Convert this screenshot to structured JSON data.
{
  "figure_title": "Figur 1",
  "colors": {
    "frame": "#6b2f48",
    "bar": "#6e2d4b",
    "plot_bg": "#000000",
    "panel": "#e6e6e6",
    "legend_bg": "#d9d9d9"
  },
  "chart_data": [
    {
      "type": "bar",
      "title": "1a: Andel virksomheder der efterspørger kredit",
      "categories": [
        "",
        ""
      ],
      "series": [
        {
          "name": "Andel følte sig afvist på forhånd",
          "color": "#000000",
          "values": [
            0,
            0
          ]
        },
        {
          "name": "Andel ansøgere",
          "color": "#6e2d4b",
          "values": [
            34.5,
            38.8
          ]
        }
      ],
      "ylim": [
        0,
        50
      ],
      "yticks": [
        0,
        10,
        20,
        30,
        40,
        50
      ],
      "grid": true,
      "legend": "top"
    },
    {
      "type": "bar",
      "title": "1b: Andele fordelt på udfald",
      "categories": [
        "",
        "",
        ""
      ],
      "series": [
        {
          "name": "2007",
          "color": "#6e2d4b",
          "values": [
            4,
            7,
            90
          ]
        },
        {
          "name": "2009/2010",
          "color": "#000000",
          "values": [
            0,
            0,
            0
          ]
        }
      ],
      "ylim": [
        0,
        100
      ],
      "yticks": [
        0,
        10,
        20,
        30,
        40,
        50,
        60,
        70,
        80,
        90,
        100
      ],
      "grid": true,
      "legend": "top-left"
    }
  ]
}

============

# Work to be completed
Select all lines with the word "name" from the entries above.

# Result of this exercise
          "name": "Andel følte sig afvist på forhånd",
          "name": "Andel ansøgere",
          "name": "2007",
          "name": "2009/2010",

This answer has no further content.